What is needed:
Your task is to give the number of lines in the listing that include "rating", and nothing else.

-------------------------

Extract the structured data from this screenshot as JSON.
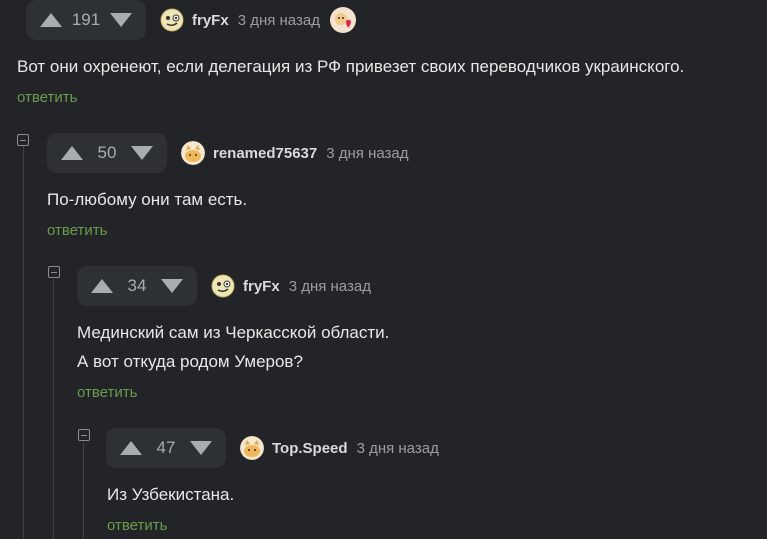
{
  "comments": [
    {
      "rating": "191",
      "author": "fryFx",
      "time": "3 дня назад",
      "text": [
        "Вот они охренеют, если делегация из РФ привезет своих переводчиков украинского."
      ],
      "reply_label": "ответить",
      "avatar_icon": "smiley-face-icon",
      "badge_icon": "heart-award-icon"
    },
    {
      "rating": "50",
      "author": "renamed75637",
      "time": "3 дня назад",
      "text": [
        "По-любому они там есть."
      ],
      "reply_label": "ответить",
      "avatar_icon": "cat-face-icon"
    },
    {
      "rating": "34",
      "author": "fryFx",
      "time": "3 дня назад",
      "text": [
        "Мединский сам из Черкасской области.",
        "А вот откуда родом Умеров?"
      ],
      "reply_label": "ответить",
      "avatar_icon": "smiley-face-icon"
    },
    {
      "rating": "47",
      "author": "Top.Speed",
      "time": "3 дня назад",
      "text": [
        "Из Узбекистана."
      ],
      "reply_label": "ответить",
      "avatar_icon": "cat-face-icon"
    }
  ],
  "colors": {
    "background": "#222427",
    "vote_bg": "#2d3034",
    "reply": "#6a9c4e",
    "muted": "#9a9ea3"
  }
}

-------------------------

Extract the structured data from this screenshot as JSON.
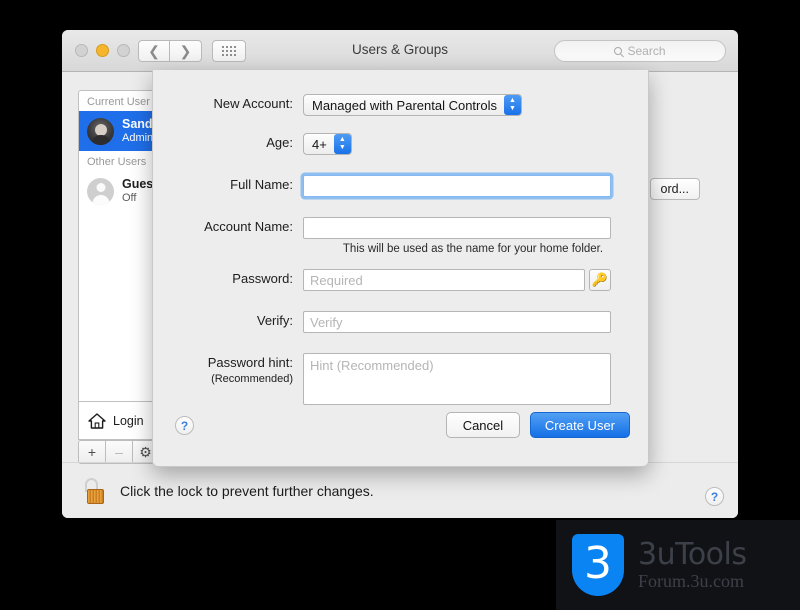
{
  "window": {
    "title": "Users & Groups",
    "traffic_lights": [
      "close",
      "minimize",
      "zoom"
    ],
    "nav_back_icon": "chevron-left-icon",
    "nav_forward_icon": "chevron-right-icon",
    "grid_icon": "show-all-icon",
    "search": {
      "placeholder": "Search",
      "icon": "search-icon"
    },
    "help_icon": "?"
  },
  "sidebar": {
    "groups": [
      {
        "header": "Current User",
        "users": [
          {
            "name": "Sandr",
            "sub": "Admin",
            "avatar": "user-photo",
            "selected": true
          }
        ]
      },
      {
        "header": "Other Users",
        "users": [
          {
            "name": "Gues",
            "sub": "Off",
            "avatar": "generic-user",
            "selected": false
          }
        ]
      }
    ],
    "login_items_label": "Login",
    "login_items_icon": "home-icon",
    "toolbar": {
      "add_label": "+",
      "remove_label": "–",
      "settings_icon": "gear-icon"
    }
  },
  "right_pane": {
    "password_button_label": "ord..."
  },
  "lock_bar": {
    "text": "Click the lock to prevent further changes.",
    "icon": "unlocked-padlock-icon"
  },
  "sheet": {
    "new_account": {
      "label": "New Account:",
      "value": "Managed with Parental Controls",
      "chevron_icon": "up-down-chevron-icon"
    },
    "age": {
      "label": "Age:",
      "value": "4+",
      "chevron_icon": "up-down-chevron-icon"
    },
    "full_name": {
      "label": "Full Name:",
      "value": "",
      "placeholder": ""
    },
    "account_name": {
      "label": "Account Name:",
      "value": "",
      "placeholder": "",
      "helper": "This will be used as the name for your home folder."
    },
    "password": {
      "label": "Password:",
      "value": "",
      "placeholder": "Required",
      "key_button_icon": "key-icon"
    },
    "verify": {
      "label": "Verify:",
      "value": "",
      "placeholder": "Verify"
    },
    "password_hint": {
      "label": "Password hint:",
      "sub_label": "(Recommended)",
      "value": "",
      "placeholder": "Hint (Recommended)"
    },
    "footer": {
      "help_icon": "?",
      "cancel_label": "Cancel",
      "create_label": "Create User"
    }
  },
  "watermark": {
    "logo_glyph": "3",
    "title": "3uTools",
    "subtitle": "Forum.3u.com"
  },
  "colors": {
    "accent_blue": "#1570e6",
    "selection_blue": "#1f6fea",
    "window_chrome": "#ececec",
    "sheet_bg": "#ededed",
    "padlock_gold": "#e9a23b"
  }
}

-------------------------

Response to this exercise:
4